- **What this task involves**
Drop every picture and copy exactly the lines from the one with "Serialize everything readable" through the last line of the listing below.

(Dataset records)
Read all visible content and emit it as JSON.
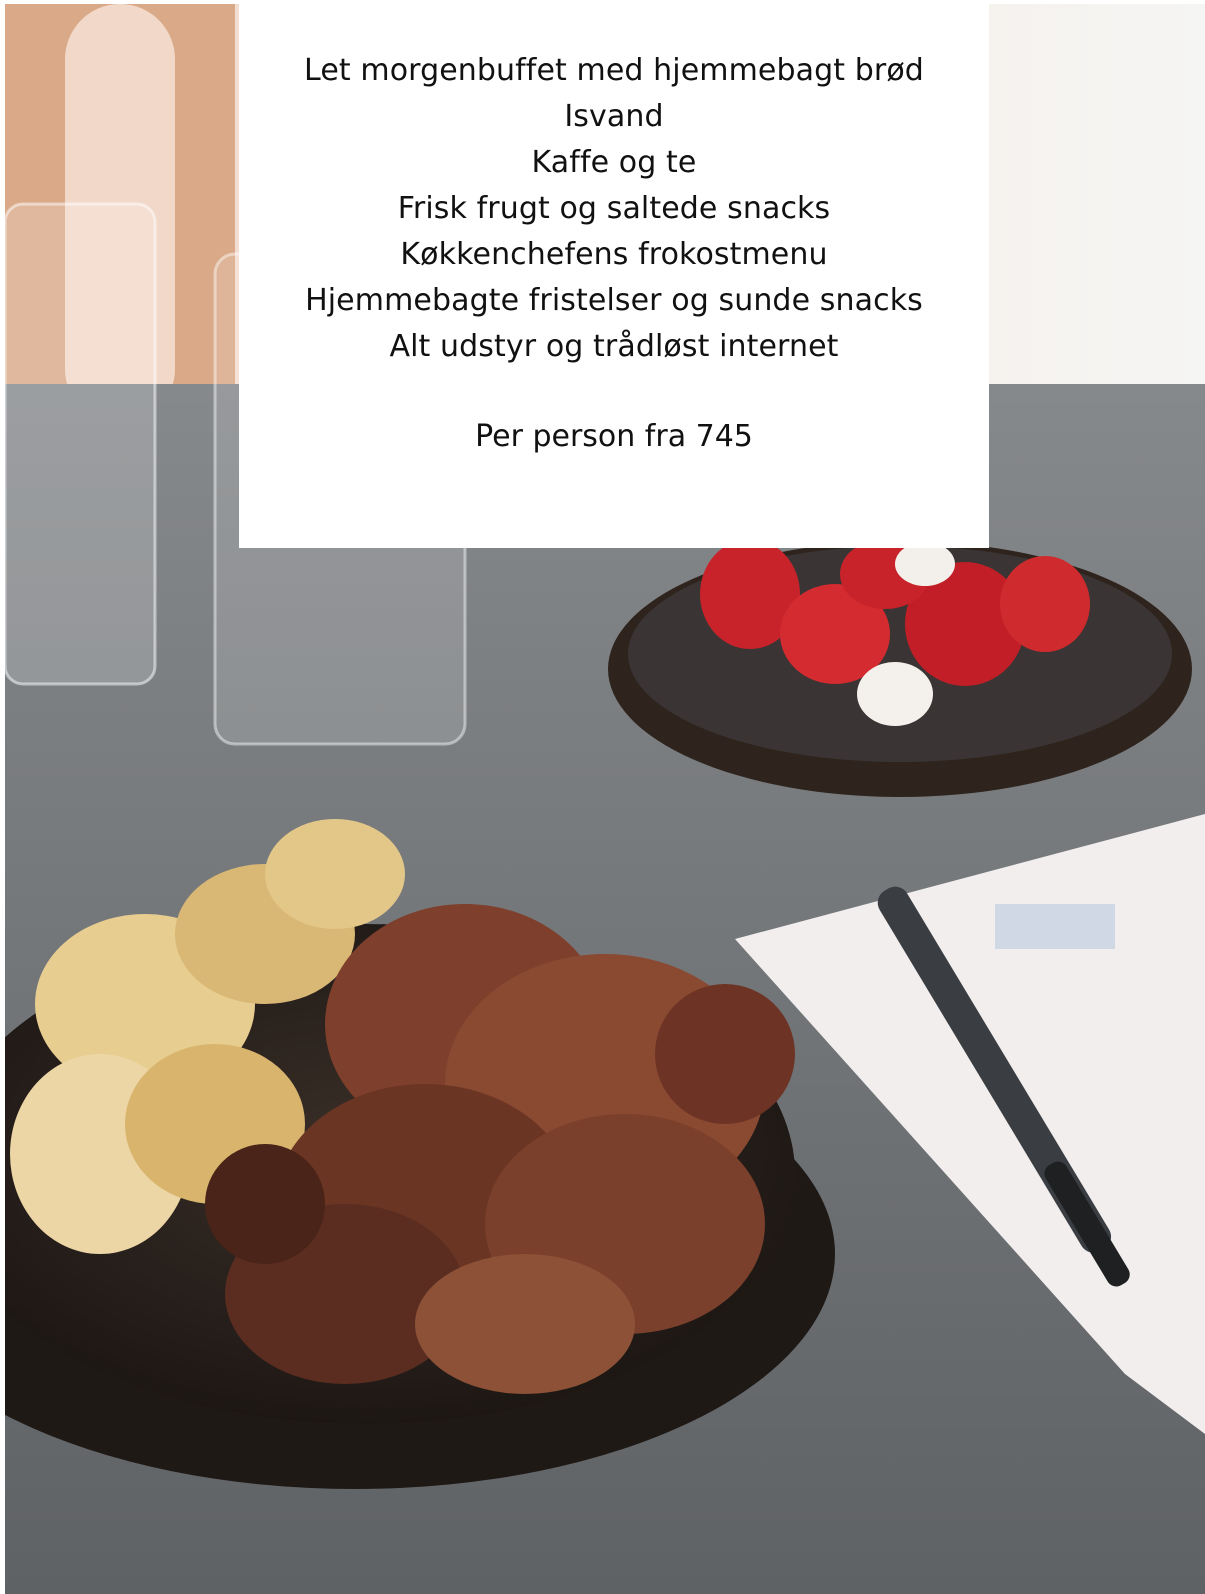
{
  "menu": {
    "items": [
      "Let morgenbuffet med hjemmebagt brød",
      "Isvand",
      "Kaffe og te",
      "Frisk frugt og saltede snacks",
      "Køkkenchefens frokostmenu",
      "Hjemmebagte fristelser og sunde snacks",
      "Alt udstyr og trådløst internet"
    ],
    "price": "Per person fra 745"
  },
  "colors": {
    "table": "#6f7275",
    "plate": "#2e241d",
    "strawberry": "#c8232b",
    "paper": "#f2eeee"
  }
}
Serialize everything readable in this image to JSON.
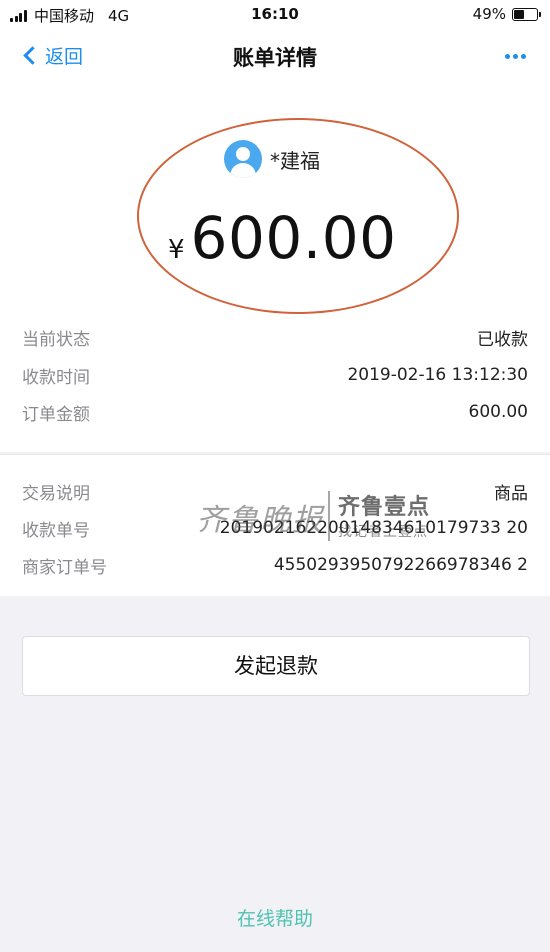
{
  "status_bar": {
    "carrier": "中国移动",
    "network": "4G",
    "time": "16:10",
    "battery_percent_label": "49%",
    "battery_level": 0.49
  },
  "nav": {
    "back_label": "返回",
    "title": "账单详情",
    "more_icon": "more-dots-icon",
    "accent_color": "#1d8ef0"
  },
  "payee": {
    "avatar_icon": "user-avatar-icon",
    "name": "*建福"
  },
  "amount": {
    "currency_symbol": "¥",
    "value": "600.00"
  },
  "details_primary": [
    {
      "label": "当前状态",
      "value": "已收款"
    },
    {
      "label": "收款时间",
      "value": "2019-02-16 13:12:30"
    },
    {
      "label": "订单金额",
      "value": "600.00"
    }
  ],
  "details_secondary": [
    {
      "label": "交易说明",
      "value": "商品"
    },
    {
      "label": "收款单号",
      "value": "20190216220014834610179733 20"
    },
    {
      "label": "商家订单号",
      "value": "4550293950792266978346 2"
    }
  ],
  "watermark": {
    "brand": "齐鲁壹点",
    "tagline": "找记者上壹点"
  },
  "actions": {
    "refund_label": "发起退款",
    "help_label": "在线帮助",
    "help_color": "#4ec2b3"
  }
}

- **Correct result**
Serialize everything readable in this image to JSON.
{
  "status_bar": {
    "carrier": "中国移动",
    "network": "4G",
    "time": "16:10",
    "battery_percent_label": "49%",
    "battery_level": 0.49
  },
  "nav": {
    "back_label": "返回",
    "title": "账单详情",
    "more_icon": "more-dots-icon",
    "accent_color": "#1d8ef0"
  },
  "payee": {
    "avatar_icon": "user-avatar-icon",
    "name": "*建福"
  },
  "amount": {
    "currency_symbol": "¥",
    "value": "600.00"
  },
  "details_primary": [
    {
      "label": "当前状态",
      "value": "已收款"
    },
    {
      "label": "收款时间",
      "value": "2019-02-16 13:12:30"
    },
    {
      "label": "订单金额",
      "value": "600.00"
    }
  ],
  "details_secondary": [
    {
      "label": "交易说明",
      "value": "商品"
    },
    {
      "label": "收款单号",
      "value": "20190216220014834610179733 20"
    },
    {
      "label": "商家订单号",
      "value": "4550293950792266978346 2"
    }
  ],
  "watermark": {
    "brand": "齐鲁壹点",
    "tagline": "找记者上壹点"
  },
  "actions": {
    "refund_label": "发起退款",
    "help_label": "在线帮助",
    "help_color": "#4ec2b3"
  }
}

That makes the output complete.